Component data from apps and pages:
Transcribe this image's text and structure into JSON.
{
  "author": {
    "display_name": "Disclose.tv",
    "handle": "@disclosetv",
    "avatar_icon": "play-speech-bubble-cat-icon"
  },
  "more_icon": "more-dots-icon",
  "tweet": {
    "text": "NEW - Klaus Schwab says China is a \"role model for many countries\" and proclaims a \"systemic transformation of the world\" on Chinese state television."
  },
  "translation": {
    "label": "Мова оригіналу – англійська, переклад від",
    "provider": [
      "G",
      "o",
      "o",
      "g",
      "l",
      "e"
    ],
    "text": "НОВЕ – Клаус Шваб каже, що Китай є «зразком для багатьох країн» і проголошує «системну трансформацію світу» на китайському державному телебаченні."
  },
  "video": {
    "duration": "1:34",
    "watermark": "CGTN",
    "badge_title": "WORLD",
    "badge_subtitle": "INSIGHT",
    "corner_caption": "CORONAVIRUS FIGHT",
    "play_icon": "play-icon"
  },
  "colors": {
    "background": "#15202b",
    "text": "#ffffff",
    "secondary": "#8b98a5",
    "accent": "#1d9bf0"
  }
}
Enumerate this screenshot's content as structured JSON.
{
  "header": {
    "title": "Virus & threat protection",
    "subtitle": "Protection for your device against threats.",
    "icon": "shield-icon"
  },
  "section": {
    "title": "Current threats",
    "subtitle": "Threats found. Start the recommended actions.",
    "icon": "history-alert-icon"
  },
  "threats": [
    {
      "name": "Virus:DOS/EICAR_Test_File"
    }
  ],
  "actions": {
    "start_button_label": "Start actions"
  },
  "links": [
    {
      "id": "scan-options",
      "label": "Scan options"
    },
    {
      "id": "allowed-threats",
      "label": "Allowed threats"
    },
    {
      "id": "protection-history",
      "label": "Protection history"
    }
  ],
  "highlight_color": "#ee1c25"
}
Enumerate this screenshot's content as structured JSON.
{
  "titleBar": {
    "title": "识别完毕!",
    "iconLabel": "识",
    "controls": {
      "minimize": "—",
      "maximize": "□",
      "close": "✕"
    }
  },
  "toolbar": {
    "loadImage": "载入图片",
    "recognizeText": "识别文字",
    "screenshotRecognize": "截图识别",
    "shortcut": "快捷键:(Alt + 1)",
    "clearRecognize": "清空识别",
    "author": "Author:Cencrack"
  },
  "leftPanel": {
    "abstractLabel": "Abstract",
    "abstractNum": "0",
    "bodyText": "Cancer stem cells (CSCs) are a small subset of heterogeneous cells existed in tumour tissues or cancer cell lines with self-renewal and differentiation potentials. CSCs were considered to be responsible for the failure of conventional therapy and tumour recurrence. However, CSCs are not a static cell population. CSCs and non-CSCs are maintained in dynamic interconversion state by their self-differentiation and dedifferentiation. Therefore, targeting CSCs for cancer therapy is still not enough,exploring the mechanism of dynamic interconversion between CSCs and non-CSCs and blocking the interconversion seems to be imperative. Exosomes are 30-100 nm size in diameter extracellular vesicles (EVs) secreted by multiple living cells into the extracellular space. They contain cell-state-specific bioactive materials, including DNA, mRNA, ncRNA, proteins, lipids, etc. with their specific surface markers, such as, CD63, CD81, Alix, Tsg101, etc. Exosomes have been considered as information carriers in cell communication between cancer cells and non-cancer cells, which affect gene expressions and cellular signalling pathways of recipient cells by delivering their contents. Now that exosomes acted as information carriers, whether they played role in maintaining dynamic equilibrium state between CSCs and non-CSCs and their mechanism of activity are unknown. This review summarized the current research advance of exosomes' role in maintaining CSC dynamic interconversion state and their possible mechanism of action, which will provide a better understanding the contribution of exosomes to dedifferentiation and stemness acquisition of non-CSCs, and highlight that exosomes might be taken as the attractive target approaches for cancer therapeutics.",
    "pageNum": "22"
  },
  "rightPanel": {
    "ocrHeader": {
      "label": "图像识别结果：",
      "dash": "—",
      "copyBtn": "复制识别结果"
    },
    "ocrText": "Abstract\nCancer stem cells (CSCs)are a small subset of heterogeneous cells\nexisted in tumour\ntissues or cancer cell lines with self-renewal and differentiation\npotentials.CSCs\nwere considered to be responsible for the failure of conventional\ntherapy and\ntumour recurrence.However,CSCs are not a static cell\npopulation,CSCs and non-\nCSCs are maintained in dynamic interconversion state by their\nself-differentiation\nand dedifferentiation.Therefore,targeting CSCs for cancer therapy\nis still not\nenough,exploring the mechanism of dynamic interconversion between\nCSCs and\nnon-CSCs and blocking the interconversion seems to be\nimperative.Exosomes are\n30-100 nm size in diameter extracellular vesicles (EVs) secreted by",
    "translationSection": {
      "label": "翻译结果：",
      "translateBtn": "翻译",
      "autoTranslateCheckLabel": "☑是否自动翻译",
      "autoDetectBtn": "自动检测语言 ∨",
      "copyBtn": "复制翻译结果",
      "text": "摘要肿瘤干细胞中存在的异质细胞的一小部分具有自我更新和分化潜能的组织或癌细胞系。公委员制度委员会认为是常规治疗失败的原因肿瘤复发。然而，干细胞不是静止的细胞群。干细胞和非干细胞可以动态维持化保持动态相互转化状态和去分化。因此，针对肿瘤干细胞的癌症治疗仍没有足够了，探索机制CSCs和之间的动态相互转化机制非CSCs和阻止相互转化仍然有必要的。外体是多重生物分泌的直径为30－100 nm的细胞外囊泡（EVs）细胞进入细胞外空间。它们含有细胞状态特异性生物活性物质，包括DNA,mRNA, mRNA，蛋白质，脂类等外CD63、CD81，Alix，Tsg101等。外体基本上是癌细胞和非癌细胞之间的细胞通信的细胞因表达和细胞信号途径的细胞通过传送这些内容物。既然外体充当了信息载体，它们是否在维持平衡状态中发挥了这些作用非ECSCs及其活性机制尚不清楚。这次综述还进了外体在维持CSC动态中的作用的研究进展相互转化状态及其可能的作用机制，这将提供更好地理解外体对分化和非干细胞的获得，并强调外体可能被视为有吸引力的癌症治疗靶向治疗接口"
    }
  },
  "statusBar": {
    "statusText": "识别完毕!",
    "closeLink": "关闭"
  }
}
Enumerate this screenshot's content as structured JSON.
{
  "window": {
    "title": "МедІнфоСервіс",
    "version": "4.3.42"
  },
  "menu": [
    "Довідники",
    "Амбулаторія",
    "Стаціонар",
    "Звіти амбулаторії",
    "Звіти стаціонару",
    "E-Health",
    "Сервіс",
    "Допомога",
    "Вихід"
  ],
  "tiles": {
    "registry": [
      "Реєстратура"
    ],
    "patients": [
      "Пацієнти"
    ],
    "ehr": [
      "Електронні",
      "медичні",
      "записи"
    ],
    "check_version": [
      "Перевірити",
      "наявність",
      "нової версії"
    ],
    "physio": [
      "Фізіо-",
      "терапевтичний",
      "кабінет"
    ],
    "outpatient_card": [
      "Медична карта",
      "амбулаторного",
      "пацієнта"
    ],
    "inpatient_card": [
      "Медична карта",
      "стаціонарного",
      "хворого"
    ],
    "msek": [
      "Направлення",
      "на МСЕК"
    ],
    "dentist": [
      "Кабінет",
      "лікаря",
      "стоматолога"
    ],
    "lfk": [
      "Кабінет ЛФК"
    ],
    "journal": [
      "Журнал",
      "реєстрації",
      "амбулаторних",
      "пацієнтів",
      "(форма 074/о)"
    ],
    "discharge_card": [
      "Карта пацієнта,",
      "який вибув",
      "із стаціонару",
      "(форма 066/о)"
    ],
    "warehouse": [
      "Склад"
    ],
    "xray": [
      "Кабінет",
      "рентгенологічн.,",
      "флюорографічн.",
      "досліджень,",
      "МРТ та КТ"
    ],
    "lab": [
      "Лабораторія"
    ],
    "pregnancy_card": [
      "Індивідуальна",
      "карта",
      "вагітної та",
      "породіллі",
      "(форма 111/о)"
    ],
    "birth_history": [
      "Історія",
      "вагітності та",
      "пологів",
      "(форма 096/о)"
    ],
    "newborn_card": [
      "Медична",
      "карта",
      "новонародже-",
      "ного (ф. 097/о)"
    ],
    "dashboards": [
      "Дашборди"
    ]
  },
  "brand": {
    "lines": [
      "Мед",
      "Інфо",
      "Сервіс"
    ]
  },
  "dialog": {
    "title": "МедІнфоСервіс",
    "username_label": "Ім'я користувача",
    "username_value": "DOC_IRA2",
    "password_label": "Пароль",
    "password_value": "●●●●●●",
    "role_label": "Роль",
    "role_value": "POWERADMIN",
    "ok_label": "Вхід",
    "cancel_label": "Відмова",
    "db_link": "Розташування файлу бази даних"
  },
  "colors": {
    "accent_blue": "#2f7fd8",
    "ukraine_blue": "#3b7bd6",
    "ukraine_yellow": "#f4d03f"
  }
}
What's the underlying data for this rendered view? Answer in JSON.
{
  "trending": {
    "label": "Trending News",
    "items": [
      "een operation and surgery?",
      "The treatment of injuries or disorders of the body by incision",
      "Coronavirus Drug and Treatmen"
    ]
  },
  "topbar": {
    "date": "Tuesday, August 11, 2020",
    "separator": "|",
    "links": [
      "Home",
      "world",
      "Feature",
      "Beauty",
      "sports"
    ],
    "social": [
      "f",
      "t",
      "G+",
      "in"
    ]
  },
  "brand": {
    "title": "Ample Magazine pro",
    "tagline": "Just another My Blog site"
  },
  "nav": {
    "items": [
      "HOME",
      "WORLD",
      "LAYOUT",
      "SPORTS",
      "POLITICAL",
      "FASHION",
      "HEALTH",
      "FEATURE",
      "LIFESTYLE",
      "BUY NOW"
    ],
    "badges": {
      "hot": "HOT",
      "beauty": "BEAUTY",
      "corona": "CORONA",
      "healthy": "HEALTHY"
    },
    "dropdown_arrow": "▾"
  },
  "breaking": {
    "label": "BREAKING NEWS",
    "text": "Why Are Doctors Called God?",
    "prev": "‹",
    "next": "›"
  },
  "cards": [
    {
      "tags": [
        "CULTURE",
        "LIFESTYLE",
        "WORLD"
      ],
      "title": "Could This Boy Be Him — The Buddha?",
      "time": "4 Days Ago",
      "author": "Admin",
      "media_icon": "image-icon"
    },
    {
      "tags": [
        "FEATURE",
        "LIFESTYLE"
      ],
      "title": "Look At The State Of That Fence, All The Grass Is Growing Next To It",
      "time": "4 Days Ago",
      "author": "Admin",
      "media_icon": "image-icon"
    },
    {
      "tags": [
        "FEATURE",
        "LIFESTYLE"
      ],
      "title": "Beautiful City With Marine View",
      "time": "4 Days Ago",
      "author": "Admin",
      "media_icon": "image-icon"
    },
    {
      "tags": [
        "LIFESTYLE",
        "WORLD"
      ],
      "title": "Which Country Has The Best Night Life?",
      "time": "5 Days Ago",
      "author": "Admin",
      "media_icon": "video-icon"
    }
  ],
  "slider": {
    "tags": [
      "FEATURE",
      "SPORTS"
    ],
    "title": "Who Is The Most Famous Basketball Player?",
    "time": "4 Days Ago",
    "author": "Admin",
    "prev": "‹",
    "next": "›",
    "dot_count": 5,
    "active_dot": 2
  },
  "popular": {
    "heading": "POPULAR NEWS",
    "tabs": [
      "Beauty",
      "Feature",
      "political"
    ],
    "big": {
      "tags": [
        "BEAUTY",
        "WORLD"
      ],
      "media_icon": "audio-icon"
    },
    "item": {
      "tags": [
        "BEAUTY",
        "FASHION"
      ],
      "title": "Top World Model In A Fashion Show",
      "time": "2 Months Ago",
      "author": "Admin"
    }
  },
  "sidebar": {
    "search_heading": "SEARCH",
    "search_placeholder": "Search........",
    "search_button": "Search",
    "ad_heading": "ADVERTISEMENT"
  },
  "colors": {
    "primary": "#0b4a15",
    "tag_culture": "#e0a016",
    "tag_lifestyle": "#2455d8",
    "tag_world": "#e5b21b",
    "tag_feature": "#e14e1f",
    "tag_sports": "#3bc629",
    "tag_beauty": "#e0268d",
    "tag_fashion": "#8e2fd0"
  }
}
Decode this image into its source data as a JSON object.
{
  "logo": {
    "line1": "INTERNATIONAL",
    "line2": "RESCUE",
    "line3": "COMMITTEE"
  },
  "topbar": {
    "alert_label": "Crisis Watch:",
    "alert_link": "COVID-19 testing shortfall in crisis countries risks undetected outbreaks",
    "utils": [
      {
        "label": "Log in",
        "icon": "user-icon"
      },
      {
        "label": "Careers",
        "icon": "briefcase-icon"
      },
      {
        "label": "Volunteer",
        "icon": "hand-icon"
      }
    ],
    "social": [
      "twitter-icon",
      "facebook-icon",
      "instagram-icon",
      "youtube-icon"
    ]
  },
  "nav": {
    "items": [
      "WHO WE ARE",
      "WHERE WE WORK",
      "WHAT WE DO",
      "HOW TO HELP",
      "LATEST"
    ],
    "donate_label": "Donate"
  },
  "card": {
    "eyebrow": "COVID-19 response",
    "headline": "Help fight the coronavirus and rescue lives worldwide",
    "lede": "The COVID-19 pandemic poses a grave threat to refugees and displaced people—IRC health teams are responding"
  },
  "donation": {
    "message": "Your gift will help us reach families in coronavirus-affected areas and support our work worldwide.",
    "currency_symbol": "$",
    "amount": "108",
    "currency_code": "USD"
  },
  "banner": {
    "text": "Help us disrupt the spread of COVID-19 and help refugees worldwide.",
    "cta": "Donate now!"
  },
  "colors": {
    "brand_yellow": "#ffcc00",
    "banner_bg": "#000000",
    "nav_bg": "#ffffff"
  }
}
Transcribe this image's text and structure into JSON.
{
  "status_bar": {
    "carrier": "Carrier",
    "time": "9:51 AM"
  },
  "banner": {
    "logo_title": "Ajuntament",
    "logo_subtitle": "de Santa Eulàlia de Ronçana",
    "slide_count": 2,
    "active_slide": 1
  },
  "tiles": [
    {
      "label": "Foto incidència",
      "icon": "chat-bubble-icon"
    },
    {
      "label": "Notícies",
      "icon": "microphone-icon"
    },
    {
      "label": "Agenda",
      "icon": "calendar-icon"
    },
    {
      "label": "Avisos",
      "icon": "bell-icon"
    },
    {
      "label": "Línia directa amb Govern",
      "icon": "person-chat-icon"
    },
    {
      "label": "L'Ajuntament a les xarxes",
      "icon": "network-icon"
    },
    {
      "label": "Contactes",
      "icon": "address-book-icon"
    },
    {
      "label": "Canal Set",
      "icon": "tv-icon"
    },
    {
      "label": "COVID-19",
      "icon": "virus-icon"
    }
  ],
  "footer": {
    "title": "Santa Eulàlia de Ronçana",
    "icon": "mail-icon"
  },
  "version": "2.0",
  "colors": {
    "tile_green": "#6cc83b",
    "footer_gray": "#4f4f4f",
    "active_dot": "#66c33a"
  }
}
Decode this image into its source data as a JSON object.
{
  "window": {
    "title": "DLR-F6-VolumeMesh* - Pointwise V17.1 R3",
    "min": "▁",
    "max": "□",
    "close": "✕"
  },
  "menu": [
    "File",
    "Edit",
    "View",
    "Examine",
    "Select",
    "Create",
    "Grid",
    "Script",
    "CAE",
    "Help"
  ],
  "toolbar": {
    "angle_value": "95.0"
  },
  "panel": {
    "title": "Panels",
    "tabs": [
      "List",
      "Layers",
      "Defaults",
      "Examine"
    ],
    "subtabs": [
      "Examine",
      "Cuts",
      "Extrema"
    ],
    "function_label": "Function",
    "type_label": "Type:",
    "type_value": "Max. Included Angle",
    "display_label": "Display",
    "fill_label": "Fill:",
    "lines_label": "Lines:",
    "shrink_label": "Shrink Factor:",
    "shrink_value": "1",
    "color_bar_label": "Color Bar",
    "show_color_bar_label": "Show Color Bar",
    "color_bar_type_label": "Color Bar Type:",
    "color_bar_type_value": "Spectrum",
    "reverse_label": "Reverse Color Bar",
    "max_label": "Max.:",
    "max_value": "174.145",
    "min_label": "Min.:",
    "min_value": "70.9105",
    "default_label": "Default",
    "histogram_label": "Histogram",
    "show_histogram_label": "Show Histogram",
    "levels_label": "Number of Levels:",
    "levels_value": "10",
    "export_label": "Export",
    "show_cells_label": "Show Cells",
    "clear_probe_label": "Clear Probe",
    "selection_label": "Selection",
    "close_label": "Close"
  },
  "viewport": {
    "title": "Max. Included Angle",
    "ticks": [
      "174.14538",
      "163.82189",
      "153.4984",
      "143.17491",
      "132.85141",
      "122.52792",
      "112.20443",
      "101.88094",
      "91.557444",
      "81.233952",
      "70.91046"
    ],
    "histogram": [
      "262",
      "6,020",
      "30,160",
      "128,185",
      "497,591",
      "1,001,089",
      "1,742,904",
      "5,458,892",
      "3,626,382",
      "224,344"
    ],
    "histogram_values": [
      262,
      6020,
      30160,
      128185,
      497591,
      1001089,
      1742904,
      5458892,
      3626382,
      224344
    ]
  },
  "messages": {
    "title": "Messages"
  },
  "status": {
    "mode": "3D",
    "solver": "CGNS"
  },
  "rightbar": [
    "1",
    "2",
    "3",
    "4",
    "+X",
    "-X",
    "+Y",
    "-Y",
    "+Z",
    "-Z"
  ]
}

■ ACTIVITY ■
Filter the data above by the word "Ronçana" and copy every line that matches.

■ RESPONSE TO THE TASK ■
    "logo_subtitle": "de Santa Eulàlia de Ronçana",
    "title": "Santa Eulàlia de Ronçana",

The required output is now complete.